• _EXERCISE MATERIAL_:
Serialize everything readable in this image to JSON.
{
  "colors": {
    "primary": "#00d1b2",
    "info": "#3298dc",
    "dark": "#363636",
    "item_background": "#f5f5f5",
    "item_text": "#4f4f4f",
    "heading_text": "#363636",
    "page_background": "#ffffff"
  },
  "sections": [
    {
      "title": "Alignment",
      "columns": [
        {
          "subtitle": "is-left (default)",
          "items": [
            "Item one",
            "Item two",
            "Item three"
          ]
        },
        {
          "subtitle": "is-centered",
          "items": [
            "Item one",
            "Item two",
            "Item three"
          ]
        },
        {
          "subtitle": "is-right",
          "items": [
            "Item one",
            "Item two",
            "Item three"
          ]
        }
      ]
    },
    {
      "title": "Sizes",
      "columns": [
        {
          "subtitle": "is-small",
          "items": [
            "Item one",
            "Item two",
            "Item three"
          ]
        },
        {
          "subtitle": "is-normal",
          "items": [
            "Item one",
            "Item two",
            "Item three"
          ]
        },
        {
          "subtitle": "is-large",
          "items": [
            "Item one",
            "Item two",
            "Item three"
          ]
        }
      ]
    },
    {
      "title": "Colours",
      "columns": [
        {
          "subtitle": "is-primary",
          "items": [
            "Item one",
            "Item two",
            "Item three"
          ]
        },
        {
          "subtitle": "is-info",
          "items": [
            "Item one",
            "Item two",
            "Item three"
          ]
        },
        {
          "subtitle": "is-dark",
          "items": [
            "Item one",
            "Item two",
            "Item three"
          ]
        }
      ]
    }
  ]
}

• _WHAT THE TASK REQUIRES_: From the entries above, copy out every line where the string "subtitle" appears.

• _COMPLETE OUTPUT_:
          "subtitle": "is-left (default)",
          "subtitle": "is-centered",
          "subtitle": "is-right",
          "subtitle": "is-small",
          "subtitle": "is-normal",
          "subtitle": "is-large",
          "subtitle": "is-primary",
          "subtitle": "is-info",
          "subtitle": "is-dark",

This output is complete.